▸ Goal: Using the records below, report how many lines hold "Thompson", with no extra text.

▸ Data in this exercise:
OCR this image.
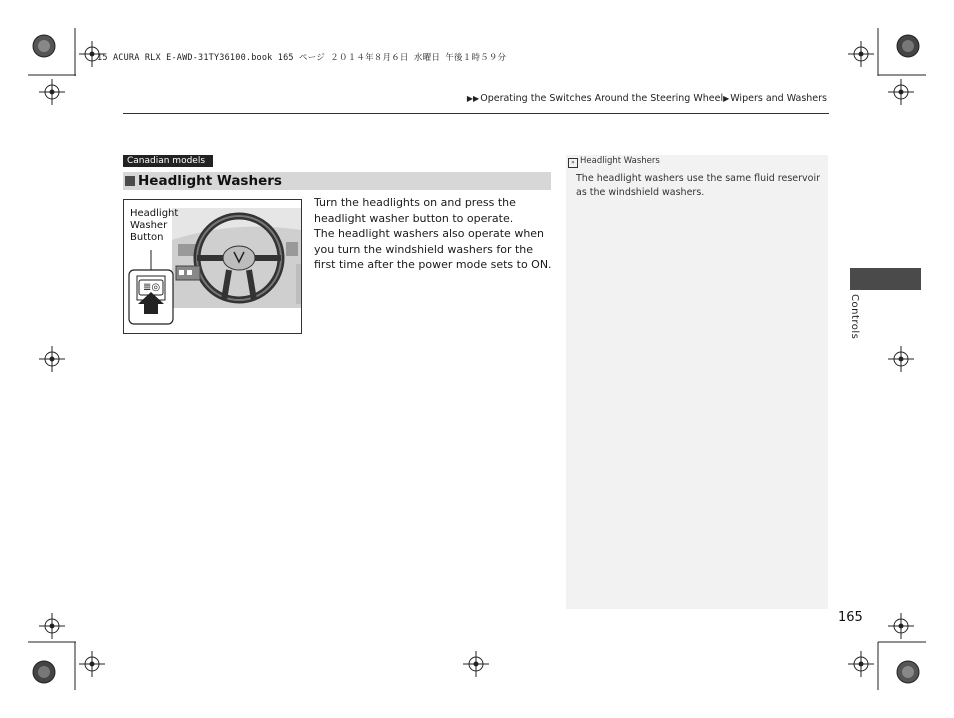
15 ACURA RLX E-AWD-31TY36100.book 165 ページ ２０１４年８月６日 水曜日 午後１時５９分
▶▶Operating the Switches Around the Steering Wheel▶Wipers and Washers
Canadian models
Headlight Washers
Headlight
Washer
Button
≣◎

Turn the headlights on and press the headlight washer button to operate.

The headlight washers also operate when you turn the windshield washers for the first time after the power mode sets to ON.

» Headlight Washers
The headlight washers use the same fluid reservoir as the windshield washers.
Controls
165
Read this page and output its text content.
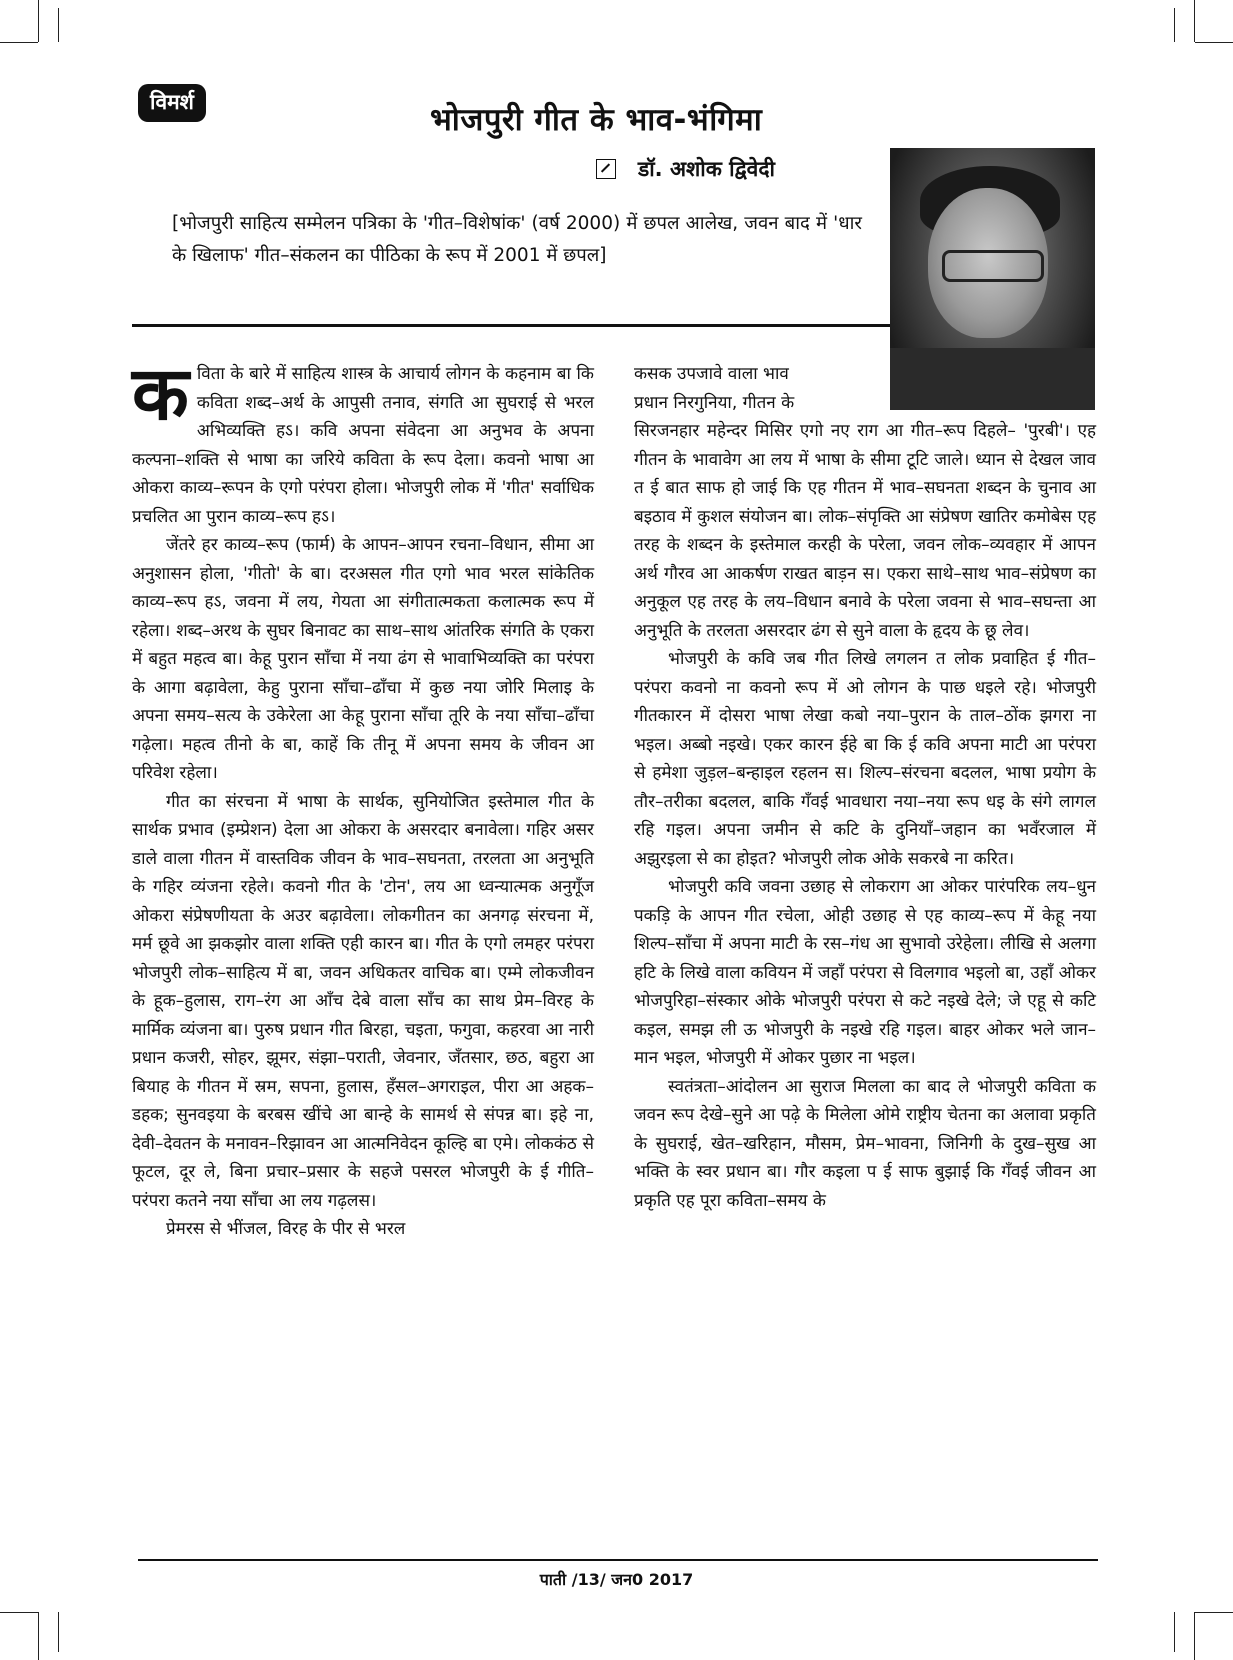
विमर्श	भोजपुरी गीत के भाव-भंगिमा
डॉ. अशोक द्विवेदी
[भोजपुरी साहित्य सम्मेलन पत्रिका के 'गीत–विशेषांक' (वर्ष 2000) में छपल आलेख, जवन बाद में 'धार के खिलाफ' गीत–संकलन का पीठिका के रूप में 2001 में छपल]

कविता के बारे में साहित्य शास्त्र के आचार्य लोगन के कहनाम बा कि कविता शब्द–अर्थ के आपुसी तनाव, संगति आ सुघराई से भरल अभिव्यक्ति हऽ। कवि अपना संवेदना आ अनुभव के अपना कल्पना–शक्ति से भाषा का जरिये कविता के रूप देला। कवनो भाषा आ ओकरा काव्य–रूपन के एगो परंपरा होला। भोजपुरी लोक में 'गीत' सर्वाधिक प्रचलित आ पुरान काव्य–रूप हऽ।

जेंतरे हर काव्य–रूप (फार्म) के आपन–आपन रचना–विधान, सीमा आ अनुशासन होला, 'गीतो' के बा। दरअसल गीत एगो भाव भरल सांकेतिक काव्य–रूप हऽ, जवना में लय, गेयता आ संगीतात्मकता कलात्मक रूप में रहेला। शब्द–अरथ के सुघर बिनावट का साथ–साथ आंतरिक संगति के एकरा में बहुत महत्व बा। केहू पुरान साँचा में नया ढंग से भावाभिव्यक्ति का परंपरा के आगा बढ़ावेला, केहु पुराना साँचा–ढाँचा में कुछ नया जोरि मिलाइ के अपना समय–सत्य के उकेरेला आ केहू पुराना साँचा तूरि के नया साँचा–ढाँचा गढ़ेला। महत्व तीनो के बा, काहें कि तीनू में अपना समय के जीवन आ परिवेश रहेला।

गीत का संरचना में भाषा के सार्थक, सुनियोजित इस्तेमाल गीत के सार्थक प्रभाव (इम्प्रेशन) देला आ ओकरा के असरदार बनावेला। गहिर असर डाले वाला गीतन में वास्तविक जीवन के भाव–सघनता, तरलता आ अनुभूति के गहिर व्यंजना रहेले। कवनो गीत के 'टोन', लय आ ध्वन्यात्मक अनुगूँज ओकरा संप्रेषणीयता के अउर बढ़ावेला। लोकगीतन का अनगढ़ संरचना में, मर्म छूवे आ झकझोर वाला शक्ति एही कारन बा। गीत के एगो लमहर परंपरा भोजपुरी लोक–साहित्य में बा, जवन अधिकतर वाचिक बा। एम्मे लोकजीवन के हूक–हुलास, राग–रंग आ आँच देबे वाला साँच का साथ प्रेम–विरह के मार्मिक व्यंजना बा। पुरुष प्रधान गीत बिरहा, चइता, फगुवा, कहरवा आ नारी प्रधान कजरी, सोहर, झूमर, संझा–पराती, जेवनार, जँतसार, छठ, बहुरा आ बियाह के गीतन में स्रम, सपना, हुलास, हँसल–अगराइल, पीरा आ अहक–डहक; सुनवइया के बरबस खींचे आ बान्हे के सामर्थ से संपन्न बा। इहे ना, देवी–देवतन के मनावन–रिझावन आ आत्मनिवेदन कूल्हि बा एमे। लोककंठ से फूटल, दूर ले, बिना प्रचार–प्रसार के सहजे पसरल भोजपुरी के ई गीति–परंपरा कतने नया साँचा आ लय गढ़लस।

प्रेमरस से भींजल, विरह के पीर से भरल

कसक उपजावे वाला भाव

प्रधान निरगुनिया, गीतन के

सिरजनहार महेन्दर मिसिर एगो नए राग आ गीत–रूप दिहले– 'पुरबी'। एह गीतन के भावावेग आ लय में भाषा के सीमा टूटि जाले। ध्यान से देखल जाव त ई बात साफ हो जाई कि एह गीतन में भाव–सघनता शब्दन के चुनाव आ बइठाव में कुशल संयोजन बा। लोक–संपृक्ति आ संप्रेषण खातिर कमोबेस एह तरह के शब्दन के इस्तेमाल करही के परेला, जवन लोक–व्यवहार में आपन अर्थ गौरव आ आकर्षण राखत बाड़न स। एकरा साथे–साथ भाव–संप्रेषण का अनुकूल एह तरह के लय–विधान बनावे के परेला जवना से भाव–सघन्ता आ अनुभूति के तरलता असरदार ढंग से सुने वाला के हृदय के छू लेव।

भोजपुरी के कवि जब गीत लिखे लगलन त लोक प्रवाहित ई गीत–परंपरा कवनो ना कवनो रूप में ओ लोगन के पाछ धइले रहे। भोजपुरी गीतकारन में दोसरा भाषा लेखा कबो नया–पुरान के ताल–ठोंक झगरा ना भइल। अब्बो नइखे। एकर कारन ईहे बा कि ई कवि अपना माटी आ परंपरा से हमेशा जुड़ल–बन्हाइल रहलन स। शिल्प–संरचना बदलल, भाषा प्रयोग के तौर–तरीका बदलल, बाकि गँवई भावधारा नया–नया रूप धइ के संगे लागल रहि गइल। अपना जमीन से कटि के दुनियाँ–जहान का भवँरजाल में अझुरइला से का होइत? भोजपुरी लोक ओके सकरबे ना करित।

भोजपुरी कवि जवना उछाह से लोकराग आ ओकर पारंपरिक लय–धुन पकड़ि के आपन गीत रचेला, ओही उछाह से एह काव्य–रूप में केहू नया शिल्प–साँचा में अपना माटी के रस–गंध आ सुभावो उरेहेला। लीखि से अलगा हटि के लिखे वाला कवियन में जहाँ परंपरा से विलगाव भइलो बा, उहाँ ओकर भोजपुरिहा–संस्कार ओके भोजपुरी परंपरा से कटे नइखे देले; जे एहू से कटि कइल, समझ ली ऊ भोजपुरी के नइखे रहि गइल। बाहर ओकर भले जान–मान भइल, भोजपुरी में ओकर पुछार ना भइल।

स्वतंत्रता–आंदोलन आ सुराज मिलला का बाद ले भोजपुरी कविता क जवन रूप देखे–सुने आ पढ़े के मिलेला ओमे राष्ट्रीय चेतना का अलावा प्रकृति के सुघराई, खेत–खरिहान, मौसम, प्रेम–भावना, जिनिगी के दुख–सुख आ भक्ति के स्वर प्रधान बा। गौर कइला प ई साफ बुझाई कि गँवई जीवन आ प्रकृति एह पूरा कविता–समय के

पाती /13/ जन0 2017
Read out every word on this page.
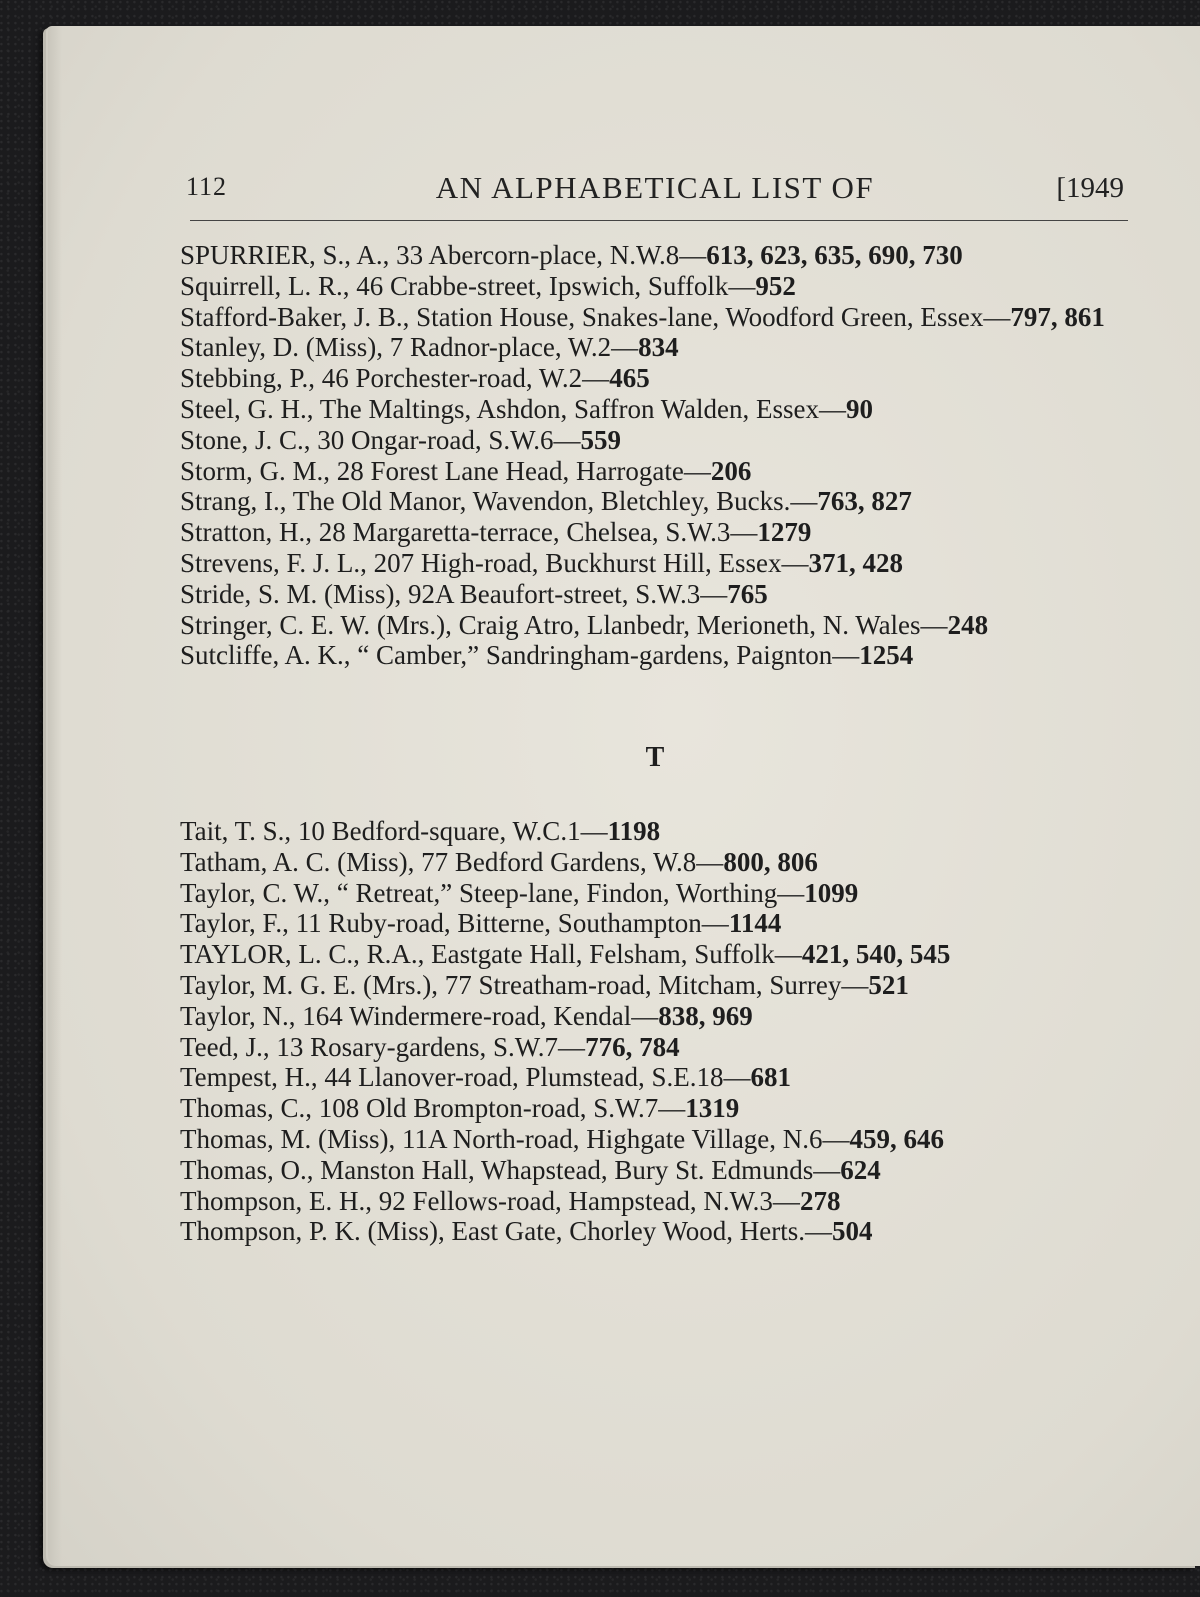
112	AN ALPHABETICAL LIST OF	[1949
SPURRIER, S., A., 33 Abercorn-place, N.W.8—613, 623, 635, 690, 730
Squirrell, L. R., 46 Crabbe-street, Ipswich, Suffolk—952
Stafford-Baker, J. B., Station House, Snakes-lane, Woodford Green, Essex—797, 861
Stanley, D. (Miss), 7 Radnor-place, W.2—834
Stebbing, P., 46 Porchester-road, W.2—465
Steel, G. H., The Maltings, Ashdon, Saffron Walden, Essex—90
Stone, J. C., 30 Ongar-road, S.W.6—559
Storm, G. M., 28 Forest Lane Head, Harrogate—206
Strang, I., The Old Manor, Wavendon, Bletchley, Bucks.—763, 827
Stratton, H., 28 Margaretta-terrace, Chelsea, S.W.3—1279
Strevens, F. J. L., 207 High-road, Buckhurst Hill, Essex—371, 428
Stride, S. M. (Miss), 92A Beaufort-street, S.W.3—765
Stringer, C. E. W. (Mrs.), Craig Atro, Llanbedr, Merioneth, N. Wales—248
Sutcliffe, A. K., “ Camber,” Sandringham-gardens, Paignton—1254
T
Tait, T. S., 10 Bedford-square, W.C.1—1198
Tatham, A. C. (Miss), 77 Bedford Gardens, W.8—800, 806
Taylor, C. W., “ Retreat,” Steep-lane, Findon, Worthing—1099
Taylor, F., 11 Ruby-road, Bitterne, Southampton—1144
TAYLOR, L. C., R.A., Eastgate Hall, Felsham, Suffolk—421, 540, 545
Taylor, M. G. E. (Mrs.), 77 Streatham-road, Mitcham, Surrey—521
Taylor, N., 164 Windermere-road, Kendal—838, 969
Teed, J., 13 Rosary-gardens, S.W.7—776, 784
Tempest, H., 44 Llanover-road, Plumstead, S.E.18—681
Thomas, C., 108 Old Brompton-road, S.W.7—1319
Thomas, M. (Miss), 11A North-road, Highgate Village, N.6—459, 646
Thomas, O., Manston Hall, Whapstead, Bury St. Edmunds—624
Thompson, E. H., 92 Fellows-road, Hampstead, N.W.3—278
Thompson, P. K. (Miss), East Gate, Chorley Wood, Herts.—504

▸ Output of the task: 2